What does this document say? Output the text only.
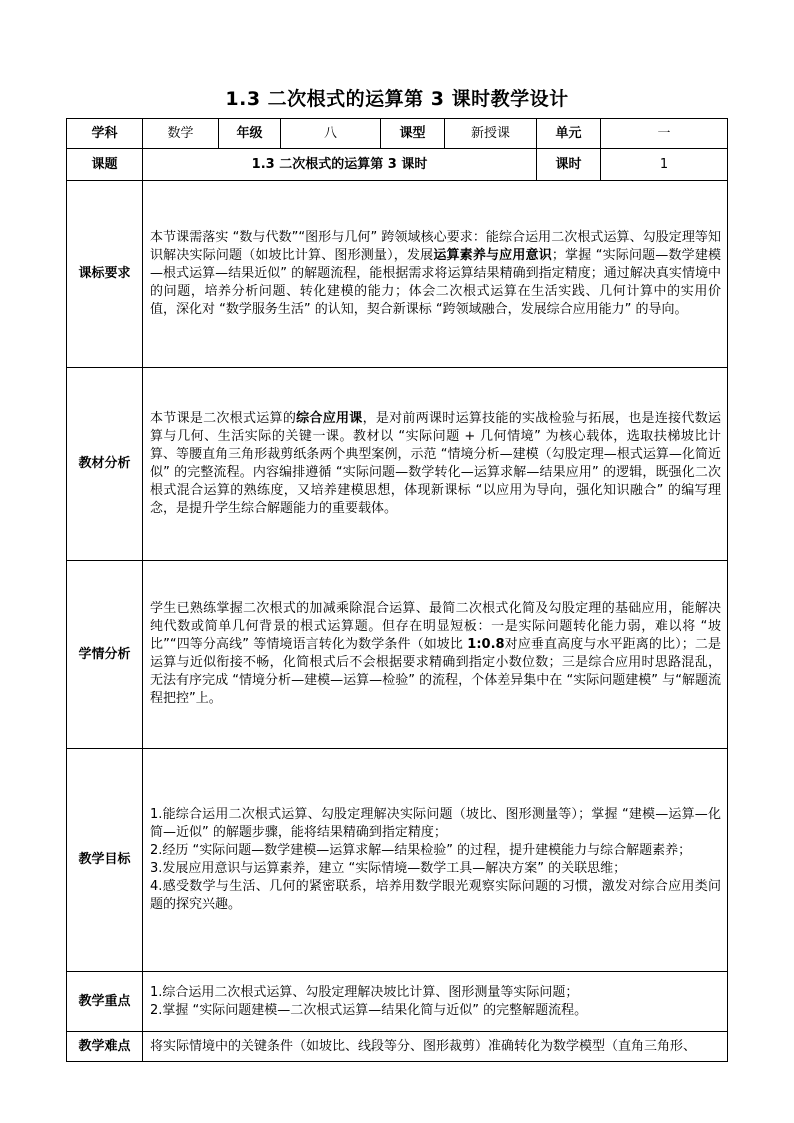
1.3 二次根式的运算第 3 课时教学设计
学科	数学	年级	八	课型	新授课	单元	一
课题	1.3 二次根式的运算第 3 课时					课时	1
课标要求	本节课需落实 “数与代数”“图形与几何” 跨领域核心要求：能综合运用二次根式运算、勾股定理等知识解决实际问题（如坡比计算、图形测量），发展运算素养与应用意识；掌握 “实际问题—数学建模—根式运算—结果近似” 的解题流程，能根据需求将运算结果精确到指定精度；通过解决真实情境中的问题，培养分析问题、转化建模的能力；体会二次根式运算在生活实践、几何计算中的实用价值，深化对 “数学服务生活” 的认知，契合新课标 “跨领域融合，发展综合应用能力” 的导向。						
教材分析	本节课是二次根式运算的综合应用课，是对前两课时运算技能的实战检验与拓展，也是连接代数运算与几何、生活实际的关键一课。教材以 “实际问题 + 几何情境” 为核心载体，选取扶梯坡比计算、等腰直角三角形裁剪纸条两个典型案例，示范 “情境分析—建模（勾股定理—根式运算—化简近似” 的完整流程。内容编排遵循 “实际问题—数学转化—运算求解—结果应用” 的逻辑，既强化二次根式混合运算的熟练度，又培养建模思想，体现新课标 “以应用为导向，强化知识融合” 的编写理念，是提升学生综合解题能力的重要载体。						
学情分析	学生已熟练掌握二次根式的加减乘除混合运算、最简二次根式化简及勾股定理的基础应用，能解决纯代数或简单几何背景的根式运算题。但存在明显短板：一是实际问题转化能力弱，难以将 “坡比”“四等分高线” 等情境语言转化为数学条件（如坡比 1:0.8对应垂直高度与水平距离的比）；二是运算与近似衔接不畅，化简根式后不会根据要求精确到指定小数位数；三是综合应用时思路混乱，无法有序完成 “情境分析—建模—运算—检验” 的流程，个体差异集中在 “实际问题建模” 与“解题流程把控”上。						
教学目标	1.能综合运用二次根式运算、勾股定理解决实际问题（坡比、图形测量等）；掌握 “建模—运算—化简—近似” 的解题步骤，能将结果精确到指定精度；

2.经历 “实际问题—数学建模—运算求解—结果检验” 的过程，提升建模能力与综合解题素养；

3.发展应用意识与运算素养，建立 “实际情境—数学工具—解决方案” 的关联思维；

4.感受数学与生活、几何的紧密联系，培养用数学眼光观察实际问题的习惯，激发对综合应用类问题的探究兴趣。						

教学重点	1.综合运用二次根式运算、勾股定理解决坡比计算、图形测量等实际问题；

2.掌握 “实际问题建模—二次根式运算—结果化简与近似” 的完整解题流程。						

教学难点	将实际情境中的关键条件（如坡比、线段等分、图形裁剪）准确转化为数学模型（直角三角形、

▶ **EXERCISE PROMPT**
Every record above must be given again exactly; drop the pictures.

▶ **SOLVED EXERCISE**
What does this document say? Output the text only.
1.3 二次根式的运算第 3 课时教学设计
学科	数学	年级	八	课型	新授课	单元	一
课题	1.3 二次根式的运算第 3 课时					课时	1
课标要求	本节课需落实 “数与代数”“图形与几何” 跨领域核心要求：能综合运用二次根式运算、勾股定理等知识解决实际问题（如坡比计算、图形测量），发展运算素养与应用意识；掌握 “实际问题—数学建模—根式运算—结果近似” 的解题流程，能根据需求将运算结果精确到指定精度；通过解决真实情境中的问题，培养分析问题、转化建模的能力；体会二次根式运算在生活实践、几何计算中的实用价值，深化对 “数学服务生活” 的认知，契合新课标 “跨领域融合，发展综合应用能力” 的导向。						
教材分析	本节课是二次根式运算的综合应用课，是对前两课时运算技能的实战检验与拓展，也是连接代数运算与几何、生活实际的关键一课。教材以 “实际问题 + 几何情境” 为核心载体，选取扶梯坡比计算、等腰直角三角形裁剪纸条两个典型案例，示范 “情境分析—建模（勾股定理—根式运算—化简近似” 的完整流程。内容编排遵循 “实际问题—数学转化—运算求解—结果应用” 的逻辑，既强化二次根式混合运算的熟练度，又培养建模思想，体现新课标 “以应用为导向，强化知识融合” 的编写理念，是提升学生综合解题能力的重要载体。						
学情分析	学生已熟练掌握二次根式的加减乘除混合运算、最简二次根式化简及勾股定理的基础应用，能解决纯代数或简单几何背景的根式运算题。但存在明显短板：一是实际问题转化能力弱，难以将 “坡比”“四等分高线” 等情境语言转化为数学条件（如坡比 1:0.8对应垂直高度与水平距离的比）；二是运算与近似衔接不畅，化简根式后不会根据要求精确到指定小数位数；三是综合应用时思路混乱，无法有序完成 “情境分析—建模—运算—检验” 的流程，个体差异集中在 “实际问题建模” 与“解题流程把控”上。						
教学目标	1.能综合运用二次根式运算、勾股定理解决实际问题（坡比、图形测量等）；掌握 “建模—运算—化简—近似” 的解题步骤，能将结果精确到指定精度；

2.经历 “实际问题—数学建模—运算求解—结果检验” 的过程，提升建模能力与综合解题素养；

3.发展应用意识与运算素养，建立 “实际情境—数学工具—解决方案” 的关联思维；

4.感受数学与生活、几何的紧密联系，培养用数学眼光观察实际问题的习惯，激发对综合应用类问题的探究兴趣。						

教学重点	1.综合运用二次根式运算、勾股定理解决坡比计算、图形测量等实际问题；

2.掌握 “实际问题建模—二次根式运算—结果化简与近似” 的完整解题流程。						

教学难点	将实际情境中的关键条件（如坡比、线段等分、图形裁剪）准确转化为数学模型（直角三角形、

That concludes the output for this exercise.